WRITTEN INSTRUCTION: Exactly as written, quote every line that follows, skipping the images.

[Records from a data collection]
══════════════════════════════

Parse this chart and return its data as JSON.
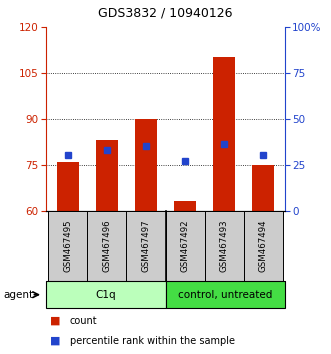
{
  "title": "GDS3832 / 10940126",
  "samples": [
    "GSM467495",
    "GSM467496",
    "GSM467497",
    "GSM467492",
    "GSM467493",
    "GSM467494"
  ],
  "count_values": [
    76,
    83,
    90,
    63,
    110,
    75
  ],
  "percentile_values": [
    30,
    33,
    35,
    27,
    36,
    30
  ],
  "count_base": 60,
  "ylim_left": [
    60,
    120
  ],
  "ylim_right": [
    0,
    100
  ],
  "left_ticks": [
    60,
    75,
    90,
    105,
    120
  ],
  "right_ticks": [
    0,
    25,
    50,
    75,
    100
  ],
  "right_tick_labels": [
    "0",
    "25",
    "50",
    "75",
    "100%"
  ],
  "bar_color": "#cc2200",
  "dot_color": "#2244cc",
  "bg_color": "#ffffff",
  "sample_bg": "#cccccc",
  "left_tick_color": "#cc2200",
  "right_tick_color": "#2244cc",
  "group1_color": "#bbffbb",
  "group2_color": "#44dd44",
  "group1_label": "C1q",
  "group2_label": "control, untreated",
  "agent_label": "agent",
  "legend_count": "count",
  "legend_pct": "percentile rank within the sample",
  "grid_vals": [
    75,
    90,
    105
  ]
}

══════════════════════════════

WRITTEN RESPONSE:
Parse this chart and return its data as JSON.
{
  "title": "GDS3832 / 10940126",
  "samples": [
    "GSM467495",
    "GSM467496",
    "GSM467497",
    "GSM467492",
    "GSM467493",
    "GSM467494"
  ],
  "count_values": [
    76,
    83,
    90,
    63,
    110,
    75
  ],
  "percentile_values": [
    30,
    33,
    35,
    27,
    36,
    30
  ],
  "count_base": 60,
  "ylim_left": [
    60,
    120
  ],
  "ylim_right": [
    0,
    100
  ],
  "left_ticks": [
    60,
    75,
    90,
    105,
    120
  ],
  "right_ticks": [
    0,
    25,
    50,
    75,
    100
  ],
  "right_tick_labels": [
    "0",
    "25",
    "50",
    "75",
    "100%"
  ],
  "bar_color": "#cc2200",
  "dot_color": "#2244cc",
  "bg_color": "#ffffff",
  "sample_bg": "#cccccc",
  "left_tick_color": "#cc2200",
  "right_tick_color": "#2244cc",
  "group1_color": "#bbffbb",
  "group2_color": "#44dd44",
  "group1_label": "C1q",
  "group2_label": "control, untreated",
  "agent_label": "agent",
  "legend_count": "count",
  "legend_pct": "percentile rank within the sample",
  "grid_vals": [
    75,
    90,
    105
  ]
}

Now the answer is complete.